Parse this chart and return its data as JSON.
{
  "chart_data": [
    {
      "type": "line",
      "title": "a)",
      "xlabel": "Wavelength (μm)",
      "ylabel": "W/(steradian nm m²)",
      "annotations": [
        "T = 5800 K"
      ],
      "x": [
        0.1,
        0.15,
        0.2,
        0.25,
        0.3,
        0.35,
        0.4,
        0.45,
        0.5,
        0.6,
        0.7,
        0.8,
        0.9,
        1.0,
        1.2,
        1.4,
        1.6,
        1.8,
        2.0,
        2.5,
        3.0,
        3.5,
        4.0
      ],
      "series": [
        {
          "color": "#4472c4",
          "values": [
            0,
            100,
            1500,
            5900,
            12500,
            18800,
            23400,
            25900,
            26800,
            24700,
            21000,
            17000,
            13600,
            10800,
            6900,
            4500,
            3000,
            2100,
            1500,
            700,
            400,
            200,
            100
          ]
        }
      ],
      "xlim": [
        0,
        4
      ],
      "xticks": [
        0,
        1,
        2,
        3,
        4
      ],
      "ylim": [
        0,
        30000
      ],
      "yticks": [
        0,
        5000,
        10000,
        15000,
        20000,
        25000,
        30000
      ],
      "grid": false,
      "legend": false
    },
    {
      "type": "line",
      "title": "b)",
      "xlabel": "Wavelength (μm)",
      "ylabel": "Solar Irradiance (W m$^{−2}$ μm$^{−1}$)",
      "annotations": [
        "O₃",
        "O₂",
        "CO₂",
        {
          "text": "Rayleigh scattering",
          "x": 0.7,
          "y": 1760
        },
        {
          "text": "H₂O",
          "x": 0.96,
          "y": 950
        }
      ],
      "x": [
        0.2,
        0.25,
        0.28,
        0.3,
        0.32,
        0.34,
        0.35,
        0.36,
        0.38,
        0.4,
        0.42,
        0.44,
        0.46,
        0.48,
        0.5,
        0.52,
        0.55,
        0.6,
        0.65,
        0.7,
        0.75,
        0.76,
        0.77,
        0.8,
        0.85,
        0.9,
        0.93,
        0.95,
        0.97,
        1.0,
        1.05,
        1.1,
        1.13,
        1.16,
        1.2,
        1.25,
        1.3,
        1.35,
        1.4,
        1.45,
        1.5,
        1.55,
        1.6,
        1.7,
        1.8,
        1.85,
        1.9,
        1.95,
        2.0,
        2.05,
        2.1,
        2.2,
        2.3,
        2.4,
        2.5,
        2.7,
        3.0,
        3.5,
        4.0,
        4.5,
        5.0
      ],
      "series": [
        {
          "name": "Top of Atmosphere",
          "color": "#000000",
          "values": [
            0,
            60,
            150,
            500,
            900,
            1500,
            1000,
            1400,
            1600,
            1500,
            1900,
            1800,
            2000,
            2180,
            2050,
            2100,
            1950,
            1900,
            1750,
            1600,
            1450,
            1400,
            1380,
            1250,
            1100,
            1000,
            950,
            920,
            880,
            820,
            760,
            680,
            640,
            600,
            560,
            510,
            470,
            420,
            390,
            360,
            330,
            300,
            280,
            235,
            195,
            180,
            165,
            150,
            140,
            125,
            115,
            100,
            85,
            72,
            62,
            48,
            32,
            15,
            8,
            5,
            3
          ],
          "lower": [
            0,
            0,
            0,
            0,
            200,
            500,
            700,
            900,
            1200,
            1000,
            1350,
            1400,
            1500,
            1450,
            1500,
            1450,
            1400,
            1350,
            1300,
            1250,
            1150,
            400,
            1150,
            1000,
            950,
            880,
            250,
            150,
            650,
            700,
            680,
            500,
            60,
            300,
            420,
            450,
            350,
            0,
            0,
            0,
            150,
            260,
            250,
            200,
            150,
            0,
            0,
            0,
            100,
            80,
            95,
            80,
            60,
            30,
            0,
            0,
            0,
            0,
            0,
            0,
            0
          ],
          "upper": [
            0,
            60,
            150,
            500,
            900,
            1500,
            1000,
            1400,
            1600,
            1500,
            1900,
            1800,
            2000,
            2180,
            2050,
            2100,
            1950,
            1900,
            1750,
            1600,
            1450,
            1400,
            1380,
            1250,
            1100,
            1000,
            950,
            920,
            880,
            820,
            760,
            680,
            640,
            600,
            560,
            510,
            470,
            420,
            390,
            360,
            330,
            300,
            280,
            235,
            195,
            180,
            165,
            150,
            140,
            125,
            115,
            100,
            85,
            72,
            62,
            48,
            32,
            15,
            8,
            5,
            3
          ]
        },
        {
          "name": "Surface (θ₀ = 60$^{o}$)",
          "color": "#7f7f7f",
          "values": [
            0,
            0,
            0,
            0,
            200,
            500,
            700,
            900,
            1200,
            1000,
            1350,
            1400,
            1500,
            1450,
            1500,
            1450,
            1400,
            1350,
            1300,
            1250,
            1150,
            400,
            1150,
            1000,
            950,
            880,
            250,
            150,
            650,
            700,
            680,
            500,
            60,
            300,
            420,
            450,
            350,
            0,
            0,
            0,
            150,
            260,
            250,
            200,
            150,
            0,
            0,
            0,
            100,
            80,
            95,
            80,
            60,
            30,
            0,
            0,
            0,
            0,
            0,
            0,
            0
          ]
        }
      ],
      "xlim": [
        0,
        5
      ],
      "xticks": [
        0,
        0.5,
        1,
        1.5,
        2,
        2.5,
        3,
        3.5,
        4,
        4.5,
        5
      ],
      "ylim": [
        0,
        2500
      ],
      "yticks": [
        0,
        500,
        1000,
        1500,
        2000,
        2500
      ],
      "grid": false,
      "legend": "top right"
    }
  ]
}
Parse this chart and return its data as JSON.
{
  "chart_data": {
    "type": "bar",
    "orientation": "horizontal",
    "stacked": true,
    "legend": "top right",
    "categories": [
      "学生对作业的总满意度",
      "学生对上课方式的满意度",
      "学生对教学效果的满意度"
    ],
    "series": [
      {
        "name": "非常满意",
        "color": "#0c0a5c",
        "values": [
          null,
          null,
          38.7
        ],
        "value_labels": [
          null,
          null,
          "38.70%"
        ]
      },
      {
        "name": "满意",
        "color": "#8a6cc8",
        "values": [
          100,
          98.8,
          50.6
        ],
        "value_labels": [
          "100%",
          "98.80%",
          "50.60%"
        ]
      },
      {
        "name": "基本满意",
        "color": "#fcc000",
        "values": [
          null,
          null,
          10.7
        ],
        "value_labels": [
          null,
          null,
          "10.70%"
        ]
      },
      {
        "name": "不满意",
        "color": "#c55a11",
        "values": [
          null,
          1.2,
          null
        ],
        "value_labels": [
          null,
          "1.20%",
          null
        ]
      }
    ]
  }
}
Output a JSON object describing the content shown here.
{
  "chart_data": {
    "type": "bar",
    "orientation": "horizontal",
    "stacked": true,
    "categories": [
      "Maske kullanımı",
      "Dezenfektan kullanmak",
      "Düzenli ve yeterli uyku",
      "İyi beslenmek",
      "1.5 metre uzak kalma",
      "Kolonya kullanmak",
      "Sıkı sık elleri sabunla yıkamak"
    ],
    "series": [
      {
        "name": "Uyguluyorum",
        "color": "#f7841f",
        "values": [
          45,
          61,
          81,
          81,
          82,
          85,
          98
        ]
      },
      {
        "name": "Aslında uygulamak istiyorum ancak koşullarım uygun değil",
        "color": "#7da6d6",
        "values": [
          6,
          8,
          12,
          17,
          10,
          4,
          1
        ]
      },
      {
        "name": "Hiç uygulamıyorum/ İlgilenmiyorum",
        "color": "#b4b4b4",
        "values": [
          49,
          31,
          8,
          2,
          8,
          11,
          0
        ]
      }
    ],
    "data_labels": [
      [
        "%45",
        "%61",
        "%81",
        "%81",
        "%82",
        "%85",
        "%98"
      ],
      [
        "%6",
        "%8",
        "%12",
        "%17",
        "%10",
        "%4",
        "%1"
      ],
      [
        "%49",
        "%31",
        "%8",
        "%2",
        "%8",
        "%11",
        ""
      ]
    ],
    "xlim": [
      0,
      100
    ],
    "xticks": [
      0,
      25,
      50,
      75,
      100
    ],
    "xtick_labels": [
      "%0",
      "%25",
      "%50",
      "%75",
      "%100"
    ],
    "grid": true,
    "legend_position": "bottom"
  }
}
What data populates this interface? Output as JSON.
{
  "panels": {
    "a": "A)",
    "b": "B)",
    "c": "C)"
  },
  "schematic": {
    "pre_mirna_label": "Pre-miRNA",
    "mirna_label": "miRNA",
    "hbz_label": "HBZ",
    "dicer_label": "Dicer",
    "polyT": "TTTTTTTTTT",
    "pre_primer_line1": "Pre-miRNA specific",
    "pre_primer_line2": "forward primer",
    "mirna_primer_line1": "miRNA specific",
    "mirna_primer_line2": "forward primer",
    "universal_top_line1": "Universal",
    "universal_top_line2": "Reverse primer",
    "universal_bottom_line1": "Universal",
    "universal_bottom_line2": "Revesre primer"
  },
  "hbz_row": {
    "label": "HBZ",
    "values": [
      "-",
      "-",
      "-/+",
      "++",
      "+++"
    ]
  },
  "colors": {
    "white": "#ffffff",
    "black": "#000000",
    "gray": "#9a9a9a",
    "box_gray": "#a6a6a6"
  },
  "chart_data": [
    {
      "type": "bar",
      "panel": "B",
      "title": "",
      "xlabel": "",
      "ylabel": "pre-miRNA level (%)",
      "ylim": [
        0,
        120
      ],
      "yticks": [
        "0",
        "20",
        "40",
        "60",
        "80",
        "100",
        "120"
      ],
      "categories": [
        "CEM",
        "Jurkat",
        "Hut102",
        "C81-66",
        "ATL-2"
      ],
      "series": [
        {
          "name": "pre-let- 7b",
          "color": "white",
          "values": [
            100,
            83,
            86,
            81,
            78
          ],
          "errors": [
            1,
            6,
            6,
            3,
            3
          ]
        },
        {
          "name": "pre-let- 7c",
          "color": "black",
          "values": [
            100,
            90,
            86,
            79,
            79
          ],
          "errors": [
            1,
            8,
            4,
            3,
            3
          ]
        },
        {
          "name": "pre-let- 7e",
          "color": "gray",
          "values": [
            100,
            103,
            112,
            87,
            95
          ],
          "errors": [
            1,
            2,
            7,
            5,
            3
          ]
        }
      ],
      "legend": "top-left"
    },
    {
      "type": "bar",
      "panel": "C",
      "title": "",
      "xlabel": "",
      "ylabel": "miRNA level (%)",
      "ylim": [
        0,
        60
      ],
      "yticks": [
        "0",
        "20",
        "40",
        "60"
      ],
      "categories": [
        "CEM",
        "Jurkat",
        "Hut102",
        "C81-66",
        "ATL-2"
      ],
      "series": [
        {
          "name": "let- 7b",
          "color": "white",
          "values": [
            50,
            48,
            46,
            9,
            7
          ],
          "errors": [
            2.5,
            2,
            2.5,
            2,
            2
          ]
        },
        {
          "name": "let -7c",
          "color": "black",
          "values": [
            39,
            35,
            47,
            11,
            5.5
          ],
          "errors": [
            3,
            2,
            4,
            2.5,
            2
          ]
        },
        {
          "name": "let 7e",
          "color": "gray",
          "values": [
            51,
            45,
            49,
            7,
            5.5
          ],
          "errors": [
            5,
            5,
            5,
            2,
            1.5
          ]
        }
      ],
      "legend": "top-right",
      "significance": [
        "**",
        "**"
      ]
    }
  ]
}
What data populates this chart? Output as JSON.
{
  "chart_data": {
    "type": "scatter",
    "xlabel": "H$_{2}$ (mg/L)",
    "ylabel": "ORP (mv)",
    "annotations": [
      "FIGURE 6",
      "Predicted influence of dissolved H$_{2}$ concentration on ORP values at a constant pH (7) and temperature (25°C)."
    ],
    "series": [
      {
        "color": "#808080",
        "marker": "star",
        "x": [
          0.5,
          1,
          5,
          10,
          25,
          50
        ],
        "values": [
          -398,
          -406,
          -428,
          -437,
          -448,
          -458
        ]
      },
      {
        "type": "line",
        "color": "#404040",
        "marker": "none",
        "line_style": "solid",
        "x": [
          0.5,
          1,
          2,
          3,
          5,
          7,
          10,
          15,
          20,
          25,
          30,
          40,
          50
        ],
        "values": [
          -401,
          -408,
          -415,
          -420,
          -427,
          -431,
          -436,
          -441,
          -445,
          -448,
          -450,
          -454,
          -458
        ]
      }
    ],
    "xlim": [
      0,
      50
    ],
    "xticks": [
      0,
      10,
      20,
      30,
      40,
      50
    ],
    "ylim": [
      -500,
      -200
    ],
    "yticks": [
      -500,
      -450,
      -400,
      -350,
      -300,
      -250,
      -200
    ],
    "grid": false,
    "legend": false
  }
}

» **REQUEST**: Report how many lines of the listing hold the string "forward", giving only the number.

» **WRITTEN RESPONSE**: 2